Look through the data below. Pick out the lines holding the string "content".

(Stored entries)
■ ■ ■
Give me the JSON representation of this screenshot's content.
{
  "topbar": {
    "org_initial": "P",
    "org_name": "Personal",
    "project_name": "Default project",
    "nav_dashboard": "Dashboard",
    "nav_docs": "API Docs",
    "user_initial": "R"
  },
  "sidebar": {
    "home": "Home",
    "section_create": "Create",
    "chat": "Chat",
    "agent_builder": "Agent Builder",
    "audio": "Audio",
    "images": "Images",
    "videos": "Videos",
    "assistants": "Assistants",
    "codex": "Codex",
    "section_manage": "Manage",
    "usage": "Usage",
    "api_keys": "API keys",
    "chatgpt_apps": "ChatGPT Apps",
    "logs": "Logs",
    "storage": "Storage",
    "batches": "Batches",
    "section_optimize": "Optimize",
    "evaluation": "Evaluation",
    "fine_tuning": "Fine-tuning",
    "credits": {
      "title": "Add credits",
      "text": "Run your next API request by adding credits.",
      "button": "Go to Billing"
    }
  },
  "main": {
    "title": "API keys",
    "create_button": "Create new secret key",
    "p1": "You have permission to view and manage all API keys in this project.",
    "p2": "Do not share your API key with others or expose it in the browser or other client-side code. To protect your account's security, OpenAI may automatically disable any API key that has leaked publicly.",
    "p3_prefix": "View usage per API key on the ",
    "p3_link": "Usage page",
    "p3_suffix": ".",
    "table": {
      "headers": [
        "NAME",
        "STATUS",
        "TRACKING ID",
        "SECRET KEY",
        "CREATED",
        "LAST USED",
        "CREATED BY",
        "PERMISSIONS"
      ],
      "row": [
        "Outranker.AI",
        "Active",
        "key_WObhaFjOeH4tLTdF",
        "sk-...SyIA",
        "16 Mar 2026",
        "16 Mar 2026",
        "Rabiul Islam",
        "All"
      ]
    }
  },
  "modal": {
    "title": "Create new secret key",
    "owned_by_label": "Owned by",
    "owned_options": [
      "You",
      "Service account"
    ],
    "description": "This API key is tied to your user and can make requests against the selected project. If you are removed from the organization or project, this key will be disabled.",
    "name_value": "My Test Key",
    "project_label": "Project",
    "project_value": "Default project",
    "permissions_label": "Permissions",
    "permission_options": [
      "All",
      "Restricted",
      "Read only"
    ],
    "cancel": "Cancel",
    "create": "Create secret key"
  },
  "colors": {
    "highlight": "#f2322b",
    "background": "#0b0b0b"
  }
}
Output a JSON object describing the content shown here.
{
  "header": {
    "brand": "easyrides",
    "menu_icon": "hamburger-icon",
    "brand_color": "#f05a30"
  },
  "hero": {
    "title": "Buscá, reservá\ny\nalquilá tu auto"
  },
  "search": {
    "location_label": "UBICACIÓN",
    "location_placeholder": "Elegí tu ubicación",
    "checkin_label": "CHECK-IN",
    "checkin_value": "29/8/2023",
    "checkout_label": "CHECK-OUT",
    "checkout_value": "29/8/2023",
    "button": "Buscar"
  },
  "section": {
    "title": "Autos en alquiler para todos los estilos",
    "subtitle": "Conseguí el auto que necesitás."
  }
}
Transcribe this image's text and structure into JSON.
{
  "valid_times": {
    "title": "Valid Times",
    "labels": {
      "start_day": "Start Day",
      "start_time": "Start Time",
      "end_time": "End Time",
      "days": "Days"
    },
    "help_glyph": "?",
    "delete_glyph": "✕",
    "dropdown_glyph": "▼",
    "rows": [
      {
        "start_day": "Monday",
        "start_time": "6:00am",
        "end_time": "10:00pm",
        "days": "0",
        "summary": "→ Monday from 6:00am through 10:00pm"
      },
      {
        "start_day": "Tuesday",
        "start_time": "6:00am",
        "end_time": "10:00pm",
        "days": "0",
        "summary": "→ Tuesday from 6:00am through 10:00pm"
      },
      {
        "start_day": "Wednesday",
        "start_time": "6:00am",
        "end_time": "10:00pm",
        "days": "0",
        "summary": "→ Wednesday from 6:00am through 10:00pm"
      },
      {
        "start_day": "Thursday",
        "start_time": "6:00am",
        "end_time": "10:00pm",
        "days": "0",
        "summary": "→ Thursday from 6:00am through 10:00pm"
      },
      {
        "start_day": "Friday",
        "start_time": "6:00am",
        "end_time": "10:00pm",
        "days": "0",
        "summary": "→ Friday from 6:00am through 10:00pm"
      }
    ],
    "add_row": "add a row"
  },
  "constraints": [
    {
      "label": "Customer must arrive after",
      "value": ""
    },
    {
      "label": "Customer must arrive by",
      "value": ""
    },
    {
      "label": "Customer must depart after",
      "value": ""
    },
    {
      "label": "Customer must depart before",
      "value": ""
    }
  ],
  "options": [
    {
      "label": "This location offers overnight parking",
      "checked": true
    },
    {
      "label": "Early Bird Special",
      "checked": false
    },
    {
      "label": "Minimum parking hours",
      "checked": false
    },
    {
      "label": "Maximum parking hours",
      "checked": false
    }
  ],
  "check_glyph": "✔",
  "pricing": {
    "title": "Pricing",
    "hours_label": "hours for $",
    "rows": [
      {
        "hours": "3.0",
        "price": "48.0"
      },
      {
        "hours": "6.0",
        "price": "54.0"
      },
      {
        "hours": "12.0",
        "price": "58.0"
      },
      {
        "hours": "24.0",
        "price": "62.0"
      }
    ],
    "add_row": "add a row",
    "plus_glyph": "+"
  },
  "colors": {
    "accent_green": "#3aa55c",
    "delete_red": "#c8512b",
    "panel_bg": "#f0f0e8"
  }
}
■ ■ ■
**Right answer**
Give me the JSON representation of this screenshot's content.
Output a JSON object describing the content shown here.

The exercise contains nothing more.